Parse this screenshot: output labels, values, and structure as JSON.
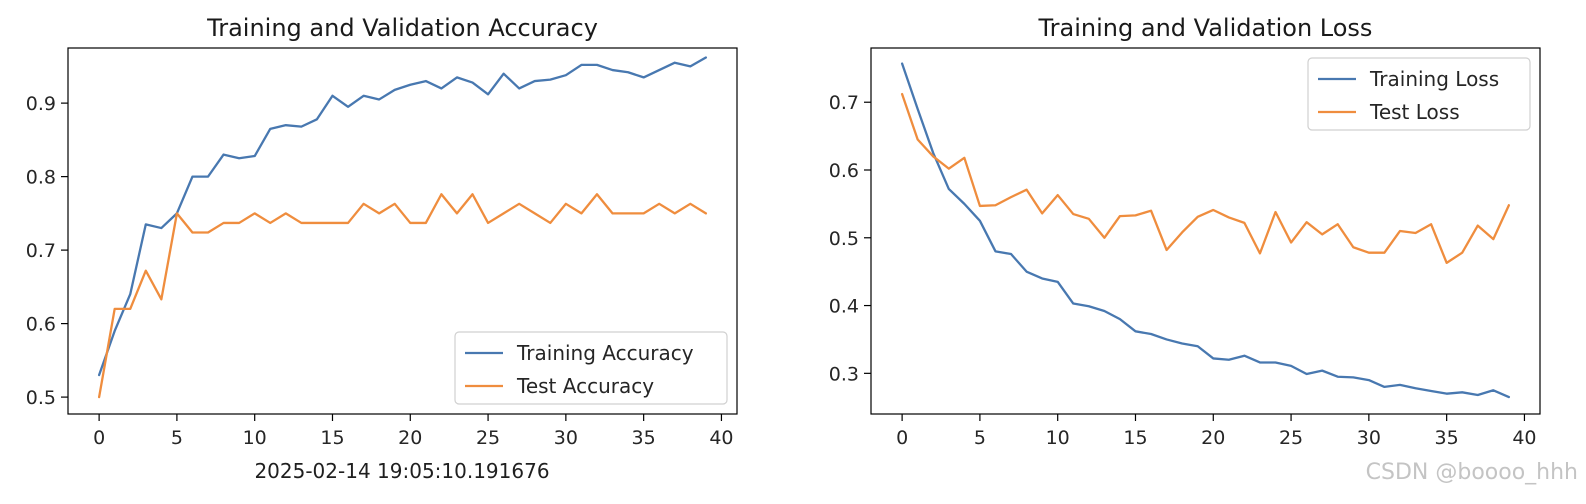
{
  "chart_data": [
    {
      "type": "line",
      "title": "Training and Validation Accuracy",
      "xlabel": "",
      "ylabel": "",
      "xlim": [
        -2,
        41
      ],
      "ylim": [
        0.477,
        0.975
      ],
      "xticks": [
        0,
        5,
        10,
        15,
        20,
        25,
        30,
        35,
        40
      ],
      "yticks": [
        0.5,
        0.6,
        0.7,
        0.8,
        0.9
      ],
      "grid": false,
      "legend": "bottom-right",
      "x": [
        0,
        1,
        2,
        3,
        4,
        5,
        6,
        7,
        8,
        9,
        10,
        11,
        12,
        13,
        14,
        15,
        16,
        17,
        18,
        19,
        20,
        21,
        22,
        23,
        24,
        25,
        26,
        27,
        28,
        29,
        30,
        31,
        32,
        33,
        34,
        35,
        36,
        37,
        38,
        39
      ],
      "series": [
        {
          "name": "Training Accuracy",
          "color": "#4878b0",
          "values": [
            0.53,
            0.59,
            0.64,
            0.735,
            0.73,
            0.75,
            0.8,
            0.8,
            0.83,
            0.825,
            0.828,
            0.865,
            0.87,
            0.868,
            0.878,
            0.91,
            0.895,
            0.91,
            0.905,
            0.918,
            0.925,
            0.93,
            0.92,
            0.935,
            0.928,
            0.912,
            0.94,
            0.92,
            0.93,
            0.932,
            0.938,
            0.952,
            0.952,
            0.945,
            0.942,
            0.935,
            0.945,
            0.955,
            0.95,
            0.962
          ]
        },
        {
          "name": "Test Accuracy",
          "color": "#ef8d3e",
          "values": [
            0.5,
            0.62,
            0.62,
            0.672,
            0.633,
            0.75,
            0.724,
            0.724,
            0.737,
            0.737,
            0.75,
            0.737,
            0.75,
            0.737,
            0.737,
            0.737,
            0.737,
            0.763,
            0.75,
            0.763,
            0.737,
            0.737,
            0.776,
            0.75,
            0.776,
            0.737,
            0.75,
            0.763,
            0.75,
            0.737,
            0.763,
            0.75,
            0.776,
            0.75,
            0.75,
            0.75,
            0.763,
            0.75,
            0.763,
            0.75
          ]
        }
      ]
    },
    {
      "type": "line",
      "title": "Training and Validation Loss",
      "xlabel": "",
      "ylabel": "",
      "xlim": [
        -2,
        41
      ],
      "ylim": [
        0.24,
        0.78
      ],
      "xticks": [
        0,
        5,
        10,
        15,
        20,
        25,
        30,
        35,
        40
      ],
      "yticks": [
        0.3,
        0.4,
        0.5,
        0.6,
        0.7
      ],
      "grid": false,
      "legend": "top-right",
      "x": [
        0,
        1,
        2,
        3,
        4,
        5,
        6,
        7,
        8,
        9,
        10,
        11,
        12,
        13,
        14,
        15,
        16,
        17,
        18,
        19,
        20,
        21,
        22,
        23,
        24,
        25,
        26,
        27,
        28,
        29,
        30,
        31,
        32,
        33,
        34,
        35,
        36,
        37,
        38,
        39
      ],
      "series": [
        {
          "name": "Training Loss",
          "color": "#4878b0",
          "values": [
            0.757,
            0.69,
            0.625,
            0.572,
            0.55,
            0.525,
            0.48,
            0.476,
            0.45,
            0.44,
            0.435,
            0.403,
            0.399,
            0.392,
            0.38,
            0.362,
            0.358,
            0.35,
            0.344,
            0.34,
            0.322,
            0.32,
            0.326,
            0.316,
            0.316,
            0.311,
            0.299,
            0.304,
            0.295,
            0.294,
            0.29,
            0.28,
            0.283,
            0.278,
            0.274,
            0.27,
            0.272,
            0.268,
            0.275,
            0.265
          ]
        },
        {
          "name": "Test Loss",
          "color": "#ef8d3e",
          "values": [
            0.712,
            0.645,
            0.62,
            0.602,
            0.618,
            0.547,
            0.548,
            0.56,
            0.571,
            0.536,
            0.563,
            0.535,
            0.528,
            0.5,
            0.532,
            0.533,
            0.54,
            0.482,
            0.508,
            0.531,
            0.541,
            0.53,
            0.522,
            0.477,
            0.538,
            0.493,
            0.523,
            0.505,
            0.52,
            0.486,
            0.478,
            0.478,
            0.51,
            0.507,
            0.52,
            0.463,
            0.478,
            0.518,
            0.498,
            0.548
          ]
        }
      ]
    }
  ],
  "footnote": "2025-02-14 19:05:10.191676",
  "watermark": "CSDN @boooo_hhh"
}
◇ ◇ ◇ ◇ ◇ ◇ ◇
*The exercise*.
The pictures in the entries should be left out; output everything else exactly.

*Result of the task*.
Parse this screenshot: output labels, values, and structure as JSON.
{
  "chart_data": [
    {
      "type": "line",
      "title": "Training and Validation Accuracy",
      "xlabel": "",
      "ylabel": "",
      "xlim": [
        -2,
        41
      ],
      "ylim": [
        0.477,
        0.975
      ],
      "xticks": [
        0,
        5,
        10,
        15,
        20,
        25,
        30,
        35,
        40
      ],
      "yticks": [
        0.5,
        0.6,
        0.7,
        0.8,
        0.9
      ],
      "grid": false,
      "legend": "bottom-right",
      "x": [
        0,
        1,
        2,
        3,
        4,
        5,
        6,
        7,
        8,
        9,
        10,
        11,
        12,
        13,
        14,
        15,
        16,
        17,
        18,
        19,
        20,
        21,
        22,
        23,
        24,
        25,
        26,
        27,
        28,
        29,
        30,
        31,
        32,
        33,
        34,
        35,
        36,
        37,
        38,
        39
      ],
      "series": [
        {
          "name": "Training Accuracy",
          "color": "#4878b0",
          "values": [
            0.53,
            0.59,
            0.64,
            0.735,
            0.73,
            0.75,
            0.8,
            0.8,
            0.83,
            0.825,
            0.828,
            0.865,
            0.87,
            0.868,
            0.878,
            0.91,
            0.895,
            0.91,
            0.905,
            0.918,
            0.925,
            0.93,
            0.92,
            0.935,
            0.928,
            0.912,
            0.94,
            0.92,
            0.93,
            0.932,
            0.938,
            0.952,
            0.952,
            0.945,
            0.942,
            0.935,
            0.945,
            0.955,
            0.95,
            0.962
          ]
        },
        {
          "name": "Test Accuracy",
          "color": "#ef8d3e",
          "values": [
            0.5,
            0.62,
            0.62,
            0.672,
            0.633,
            0.75,
            0.724,
            0.724,
            0.737,
            0.737,
            0.75,
            0.737,
            0.75,
            0.737,
            0.737,
            0.737,
            0.737,
            0.763,
            0.75,
            0.763,
            0.737,
            0.737,
            0.776,
            0.75,
            0.776,
            0.737,
            0.75,
            0.763,
            0.75,
            0.737,
            0.763,
            0.75,
            0.776,
            0.75,
            0.75,
            0.75,
            0.763,
            0.75,
            0.763,
            0.75
          ]
        }
      ]
    },
    {
      "type": "line",
      "title": "Training and Validation Loss",
      "xlabel": "",
      "ylabel": "",
      "xlim": [
        -2,
        41
      ],
      "ylim": [
        0.24,
        0.78
      ],
      "xticks": [
        0,
        5,
        10,
        15,
        20,
        25,
        30,
        35,
        40
      ],
      "yticks": [
        0.3,
        0.4,
        0.5,
        0.6,
        0.7
      ],
      "grid": false,
      "legend": "top-right",
      "x": [
        0,
        1,
        2,
        3,
        4,
        5,
        6,
        7,
        8,
        9,
        10,
        11,
        12,
        13,
        14,
        15,
        16,
        17,
        18,
        19,
        20,
        21,
        22,
        23,
        24,
        25,
        26,
        27,
        28,
        29,
        30,
        31,
        32,
        33,
        34,
        35,
        36,
        37,
        38,
        39
      ],
      "series": [
        {
          "name": "Training Loss",
          "color": "#4878b0",
          "values": [
            0.757,
            0.69,
            0.625,
            0.572,
            0.55,
            0.525,
            0.48,
            0.476,
            0.45,
            0.44,
            0.435,
            0.403,
            0.399,
            0.392,
            0.38,
            0.362,
            0.358,
            0.35,
            0.344,
            0.34,
            0.322,
            0.32,
            0.326,
            0.316,
            0.316,
            0.311,
            0.299,
            0.304,
            0.295,
            0.294,
            0.29,
            0.28,
            0.283,
            0.278,
            0.274,
            0.27,
            0.272,
            0.268,
            0.275,
            0.265
          ]
        },
        {
          "name": "Test Loss",
          "color": "#ef8d3e",
          "values": [
            0.712,
            0.645,
            0.62,
            0.602,
            0.618,
            0.547,
            0.548,
            0.56,
            0.571,
            0.536,
            0.563,
            0.535,
            0.528,
            0.5,
            0.532,
            0.533,
            0.54,
            0.482,
            0.508,
            0.531,
            0.541,
            0.53,
            0.522,
            0.477,
            0.538,
            0.493,
            0.523,
            0.505,
            0.52,
            0.486,
            0.478,
            0.478,
            0.51,
            0.507,
            0.52,
            0.463,
            0.478,
            0.518,
            0.498,
            0.548
          ]
        }
      ]
    }
  ],
  "footnote": "2025-02-14 19:05:10.191676",
  "watermark": "CSDN @boooo_hhh"
}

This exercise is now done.